======== DATA LINES

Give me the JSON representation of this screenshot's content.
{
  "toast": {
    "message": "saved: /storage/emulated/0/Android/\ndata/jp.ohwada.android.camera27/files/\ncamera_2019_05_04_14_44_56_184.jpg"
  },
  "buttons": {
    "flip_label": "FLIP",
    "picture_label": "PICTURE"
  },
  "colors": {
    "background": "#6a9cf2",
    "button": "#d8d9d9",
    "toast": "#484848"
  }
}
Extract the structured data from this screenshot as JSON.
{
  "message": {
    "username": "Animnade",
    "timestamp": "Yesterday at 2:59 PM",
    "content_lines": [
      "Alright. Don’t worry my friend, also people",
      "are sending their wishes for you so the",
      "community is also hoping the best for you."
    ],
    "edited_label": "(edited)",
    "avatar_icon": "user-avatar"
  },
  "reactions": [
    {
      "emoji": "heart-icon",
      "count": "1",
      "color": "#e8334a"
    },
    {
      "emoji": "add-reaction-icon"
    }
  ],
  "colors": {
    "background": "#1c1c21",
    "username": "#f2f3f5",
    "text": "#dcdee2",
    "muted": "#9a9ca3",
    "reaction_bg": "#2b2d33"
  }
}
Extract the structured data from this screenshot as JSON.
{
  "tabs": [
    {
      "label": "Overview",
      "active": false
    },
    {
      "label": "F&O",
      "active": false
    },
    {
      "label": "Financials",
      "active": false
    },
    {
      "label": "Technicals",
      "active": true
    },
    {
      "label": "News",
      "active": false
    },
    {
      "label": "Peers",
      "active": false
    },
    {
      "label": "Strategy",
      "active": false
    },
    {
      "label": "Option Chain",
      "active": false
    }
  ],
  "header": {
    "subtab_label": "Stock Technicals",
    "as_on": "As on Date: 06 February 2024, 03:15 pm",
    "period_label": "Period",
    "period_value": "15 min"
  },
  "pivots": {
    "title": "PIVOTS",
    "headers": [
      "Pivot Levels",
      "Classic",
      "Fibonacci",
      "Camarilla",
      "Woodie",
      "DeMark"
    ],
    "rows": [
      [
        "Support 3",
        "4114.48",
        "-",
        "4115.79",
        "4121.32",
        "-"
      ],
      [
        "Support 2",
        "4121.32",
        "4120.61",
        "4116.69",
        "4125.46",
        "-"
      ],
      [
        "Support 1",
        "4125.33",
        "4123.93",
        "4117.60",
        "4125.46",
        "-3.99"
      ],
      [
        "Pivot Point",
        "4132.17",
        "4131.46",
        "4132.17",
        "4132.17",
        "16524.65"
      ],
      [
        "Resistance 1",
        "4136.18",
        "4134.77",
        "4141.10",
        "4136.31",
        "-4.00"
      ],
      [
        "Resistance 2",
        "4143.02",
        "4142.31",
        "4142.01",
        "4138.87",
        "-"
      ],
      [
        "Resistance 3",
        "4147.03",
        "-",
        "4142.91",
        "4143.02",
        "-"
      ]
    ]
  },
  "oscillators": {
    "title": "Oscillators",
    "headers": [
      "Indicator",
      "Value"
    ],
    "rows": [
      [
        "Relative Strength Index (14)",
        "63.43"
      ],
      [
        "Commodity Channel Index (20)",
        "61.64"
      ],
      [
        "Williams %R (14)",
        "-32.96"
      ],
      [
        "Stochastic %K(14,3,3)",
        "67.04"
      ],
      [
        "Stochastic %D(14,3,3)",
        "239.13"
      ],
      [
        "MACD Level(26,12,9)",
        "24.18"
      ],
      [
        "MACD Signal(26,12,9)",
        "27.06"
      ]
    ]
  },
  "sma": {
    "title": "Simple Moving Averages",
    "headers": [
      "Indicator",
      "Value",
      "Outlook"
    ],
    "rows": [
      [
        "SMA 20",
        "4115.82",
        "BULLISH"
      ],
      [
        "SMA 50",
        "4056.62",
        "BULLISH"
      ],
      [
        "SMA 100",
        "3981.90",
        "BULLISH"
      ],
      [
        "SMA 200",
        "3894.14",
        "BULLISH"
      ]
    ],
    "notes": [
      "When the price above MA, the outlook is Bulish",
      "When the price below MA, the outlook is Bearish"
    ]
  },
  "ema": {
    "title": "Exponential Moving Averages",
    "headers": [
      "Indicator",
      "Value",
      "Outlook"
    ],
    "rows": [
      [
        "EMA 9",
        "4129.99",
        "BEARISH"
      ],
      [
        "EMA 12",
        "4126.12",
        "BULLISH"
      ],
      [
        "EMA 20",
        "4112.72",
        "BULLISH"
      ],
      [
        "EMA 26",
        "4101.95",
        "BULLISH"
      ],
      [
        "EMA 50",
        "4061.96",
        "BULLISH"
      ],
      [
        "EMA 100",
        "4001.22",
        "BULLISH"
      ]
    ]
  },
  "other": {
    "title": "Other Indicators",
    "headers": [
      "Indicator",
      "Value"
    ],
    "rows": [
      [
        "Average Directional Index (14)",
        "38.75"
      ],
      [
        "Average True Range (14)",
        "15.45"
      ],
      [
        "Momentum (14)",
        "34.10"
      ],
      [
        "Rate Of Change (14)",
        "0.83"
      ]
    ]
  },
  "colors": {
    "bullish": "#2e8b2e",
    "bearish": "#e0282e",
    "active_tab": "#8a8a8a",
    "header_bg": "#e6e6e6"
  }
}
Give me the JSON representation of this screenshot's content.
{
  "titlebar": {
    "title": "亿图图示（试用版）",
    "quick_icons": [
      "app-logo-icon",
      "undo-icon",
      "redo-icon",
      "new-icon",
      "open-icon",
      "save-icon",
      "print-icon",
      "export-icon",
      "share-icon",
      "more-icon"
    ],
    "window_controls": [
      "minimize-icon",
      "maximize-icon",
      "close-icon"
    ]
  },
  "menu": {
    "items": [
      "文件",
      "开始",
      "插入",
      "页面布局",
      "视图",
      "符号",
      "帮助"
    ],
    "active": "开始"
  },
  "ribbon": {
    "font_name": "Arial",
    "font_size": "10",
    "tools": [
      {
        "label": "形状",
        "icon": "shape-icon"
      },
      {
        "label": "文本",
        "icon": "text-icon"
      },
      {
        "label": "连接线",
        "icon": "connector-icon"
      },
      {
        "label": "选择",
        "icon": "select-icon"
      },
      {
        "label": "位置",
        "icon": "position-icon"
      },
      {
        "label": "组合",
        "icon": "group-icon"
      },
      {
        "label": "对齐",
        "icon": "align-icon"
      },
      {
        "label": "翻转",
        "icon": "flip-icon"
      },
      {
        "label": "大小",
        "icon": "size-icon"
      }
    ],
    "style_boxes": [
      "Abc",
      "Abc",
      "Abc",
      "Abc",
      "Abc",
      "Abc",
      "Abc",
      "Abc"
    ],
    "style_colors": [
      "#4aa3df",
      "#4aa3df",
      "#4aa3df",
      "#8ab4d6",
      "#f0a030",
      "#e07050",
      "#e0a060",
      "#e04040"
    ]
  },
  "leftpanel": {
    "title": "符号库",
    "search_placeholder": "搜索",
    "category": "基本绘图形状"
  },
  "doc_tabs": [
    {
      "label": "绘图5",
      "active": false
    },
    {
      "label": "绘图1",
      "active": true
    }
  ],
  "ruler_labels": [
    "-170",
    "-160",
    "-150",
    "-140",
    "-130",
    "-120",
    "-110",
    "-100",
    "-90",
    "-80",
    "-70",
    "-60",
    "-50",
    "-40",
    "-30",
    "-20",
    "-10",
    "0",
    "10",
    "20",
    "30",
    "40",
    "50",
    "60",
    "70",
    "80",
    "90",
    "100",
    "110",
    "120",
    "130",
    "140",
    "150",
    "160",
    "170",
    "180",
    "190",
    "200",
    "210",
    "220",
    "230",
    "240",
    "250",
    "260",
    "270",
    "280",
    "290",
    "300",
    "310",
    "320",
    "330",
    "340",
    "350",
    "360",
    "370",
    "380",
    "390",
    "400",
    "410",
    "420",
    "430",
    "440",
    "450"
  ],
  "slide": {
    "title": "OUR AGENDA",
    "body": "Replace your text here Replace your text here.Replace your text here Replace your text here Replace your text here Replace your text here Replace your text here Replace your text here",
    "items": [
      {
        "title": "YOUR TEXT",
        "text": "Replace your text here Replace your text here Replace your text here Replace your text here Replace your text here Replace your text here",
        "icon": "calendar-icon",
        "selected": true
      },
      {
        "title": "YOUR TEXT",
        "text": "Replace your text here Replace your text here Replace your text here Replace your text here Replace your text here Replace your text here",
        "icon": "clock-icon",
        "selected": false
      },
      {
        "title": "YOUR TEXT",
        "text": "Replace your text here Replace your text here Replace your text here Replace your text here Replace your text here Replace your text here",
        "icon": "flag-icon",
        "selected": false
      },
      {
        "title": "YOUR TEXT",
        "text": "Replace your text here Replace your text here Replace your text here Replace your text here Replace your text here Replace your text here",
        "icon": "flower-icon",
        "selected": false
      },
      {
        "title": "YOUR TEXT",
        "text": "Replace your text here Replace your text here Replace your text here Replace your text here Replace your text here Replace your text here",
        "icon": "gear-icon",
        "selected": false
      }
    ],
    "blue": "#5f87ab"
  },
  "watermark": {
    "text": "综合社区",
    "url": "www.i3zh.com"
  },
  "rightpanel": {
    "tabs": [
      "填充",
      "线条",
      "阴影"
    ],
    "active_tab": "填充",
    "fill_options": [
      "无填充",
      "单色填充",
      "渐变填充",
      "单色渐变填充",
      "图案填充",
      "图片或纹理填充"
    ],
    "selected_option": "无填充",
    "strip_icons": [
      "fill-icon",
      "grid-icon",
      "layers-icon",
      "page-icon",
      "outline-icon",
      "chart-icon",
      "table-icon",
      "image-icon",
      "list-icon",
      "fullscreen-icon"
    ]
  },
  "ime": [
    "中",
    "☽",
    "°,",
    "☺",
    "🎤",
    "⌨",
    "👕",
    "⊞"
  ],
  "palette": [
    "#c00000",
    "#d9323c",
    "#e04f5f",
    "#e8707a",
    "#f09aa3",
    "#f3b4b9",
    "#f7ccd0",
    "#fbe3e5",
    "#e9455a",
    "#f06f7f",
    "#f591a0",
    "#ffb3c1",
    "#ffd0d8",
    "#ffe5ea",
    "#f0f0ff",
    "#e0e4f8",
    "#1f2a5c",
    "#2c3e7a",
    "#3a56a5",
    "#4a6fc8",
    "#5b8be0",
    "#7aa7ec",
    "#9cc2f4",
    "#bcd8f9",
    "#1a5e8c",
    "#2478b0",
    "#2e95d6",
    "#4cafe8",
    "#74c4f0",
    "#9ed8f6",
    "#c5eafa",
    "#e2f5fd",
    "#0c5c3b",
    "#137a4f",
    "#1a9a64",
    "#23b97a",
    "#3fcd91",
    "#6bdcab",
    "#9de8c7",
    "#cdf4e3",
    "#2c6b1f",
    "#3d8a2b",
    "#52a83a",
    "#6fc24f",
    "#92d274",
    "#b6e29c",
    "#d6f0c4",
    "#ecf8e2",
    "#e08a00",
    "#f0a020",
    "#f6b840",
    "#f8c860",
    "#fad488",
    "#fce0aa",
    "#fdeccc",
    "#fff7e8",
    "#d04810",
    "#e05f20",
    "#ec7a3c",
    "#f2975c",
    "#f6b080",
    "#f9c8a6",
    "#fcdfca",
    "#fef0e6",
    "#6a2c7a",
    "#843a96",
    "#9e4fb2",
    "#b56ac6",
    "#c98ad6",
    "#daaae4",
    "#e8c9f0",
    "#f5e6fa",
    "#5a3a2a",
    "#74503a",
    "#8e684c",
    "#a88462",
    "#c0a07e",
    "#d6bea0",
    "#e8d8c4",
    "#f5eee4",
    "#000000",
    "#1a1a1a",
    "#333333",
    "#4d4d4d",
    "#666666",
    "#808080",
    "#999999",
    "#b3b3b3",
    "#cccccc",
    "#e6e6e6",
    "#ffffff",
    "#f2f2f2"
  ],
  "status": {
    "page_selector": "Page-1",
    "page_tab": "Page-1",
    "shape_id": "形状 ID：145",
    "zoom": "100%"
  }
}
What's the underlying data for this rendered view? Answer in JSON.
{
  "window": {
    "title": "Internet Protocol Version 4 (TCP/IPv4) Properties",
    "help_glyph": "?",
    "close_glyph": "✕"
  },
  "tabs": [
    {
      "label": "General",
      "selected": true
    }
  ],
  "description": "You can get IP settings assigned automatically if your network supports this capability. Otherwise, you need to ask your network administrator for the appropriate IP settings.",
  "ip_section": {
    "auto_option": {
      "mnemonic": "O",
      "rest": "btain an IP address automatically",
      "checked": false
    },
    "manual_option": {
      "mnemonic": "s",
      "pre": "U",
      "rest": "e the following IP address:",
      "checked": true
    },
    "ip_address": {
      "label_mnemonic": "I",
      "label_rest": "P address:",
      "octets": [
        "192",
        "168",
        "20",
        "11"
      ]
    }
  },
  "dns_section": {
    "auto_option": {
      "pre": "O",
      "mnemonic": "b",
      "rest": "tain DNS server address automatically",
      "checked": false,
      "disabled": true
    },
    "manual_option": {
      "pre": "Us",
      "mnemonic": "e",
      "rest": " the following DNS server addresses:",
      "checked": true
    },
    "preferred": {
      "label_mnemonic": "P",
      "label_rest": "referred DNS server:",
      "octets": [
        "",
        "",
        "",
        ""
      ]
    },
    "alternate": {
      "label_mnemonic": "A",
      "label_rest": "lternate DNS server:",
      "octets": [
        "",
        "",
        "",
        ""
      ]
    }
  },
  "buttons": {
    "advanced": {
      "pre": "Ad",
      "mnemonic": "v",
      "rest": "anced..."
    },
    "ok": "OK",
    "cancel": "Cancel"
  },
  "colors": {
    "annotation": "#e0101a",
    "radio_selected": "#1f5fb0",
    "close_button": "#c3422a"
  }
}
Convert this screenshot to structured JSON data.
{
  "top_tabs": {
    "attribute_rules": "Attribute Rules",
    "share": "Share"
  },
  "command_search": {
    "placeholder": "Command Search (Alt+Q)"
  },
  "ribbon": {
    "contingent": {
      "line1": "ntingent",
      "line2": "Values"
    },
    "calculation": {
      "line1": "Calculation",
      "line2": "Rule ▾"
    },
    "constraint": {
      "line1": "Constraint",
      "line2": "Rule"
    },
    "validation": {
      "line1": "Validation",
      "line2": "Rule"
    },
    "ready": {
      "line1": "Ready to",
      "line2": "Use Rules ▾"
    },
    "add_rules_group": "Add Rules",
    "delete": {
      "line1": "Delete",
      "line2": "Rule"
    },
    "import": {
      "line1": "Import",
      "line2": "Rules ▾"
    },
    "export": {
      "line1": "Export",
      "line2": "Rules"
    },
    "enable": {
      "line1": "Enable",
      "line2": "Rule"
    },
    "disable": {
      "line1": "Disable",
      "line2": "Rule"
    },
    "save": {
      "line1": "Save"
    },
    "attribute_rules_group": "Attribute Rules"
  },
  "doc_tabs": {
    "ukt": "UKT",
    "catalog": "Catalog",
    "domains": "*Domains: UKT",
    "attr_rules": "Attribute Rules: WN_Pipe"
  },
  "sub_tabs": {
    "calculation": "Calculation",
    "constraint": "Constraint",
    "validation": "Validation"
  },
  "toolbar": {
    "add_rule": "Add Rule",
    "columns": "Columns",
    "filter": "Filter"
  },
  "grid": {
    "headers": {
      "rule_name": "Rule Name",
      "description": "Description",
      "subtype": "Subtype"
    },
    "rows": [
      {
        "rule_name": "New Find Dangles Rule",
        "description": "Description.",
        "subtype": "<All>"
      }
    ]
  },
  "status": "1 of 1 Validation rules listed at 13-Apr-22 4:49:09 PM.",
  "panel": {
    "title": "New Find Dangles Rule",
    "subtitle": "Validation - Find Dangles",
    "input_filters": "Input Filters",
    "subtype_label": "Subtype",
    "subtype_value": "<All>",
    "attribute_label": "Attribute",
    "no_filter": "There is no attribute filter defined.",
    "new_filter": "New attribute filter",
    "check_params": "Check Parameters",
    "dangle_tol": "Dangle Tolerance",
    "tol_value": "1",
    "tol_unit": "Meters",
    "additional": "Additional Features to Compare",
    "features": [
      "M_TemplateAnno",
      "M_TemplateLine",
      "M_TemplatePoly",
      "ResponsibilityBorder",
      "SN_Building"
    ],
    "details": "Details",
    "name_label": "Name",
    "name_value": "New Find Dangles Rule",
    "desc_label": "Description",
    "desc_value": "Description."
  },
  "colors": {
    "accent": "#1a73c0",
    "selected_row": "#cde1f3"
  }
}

================

## [TASK GOAL]
Look through the listing above and count the lines where the string "this" appears. Report the number only.

## [TASK ANSWER]
7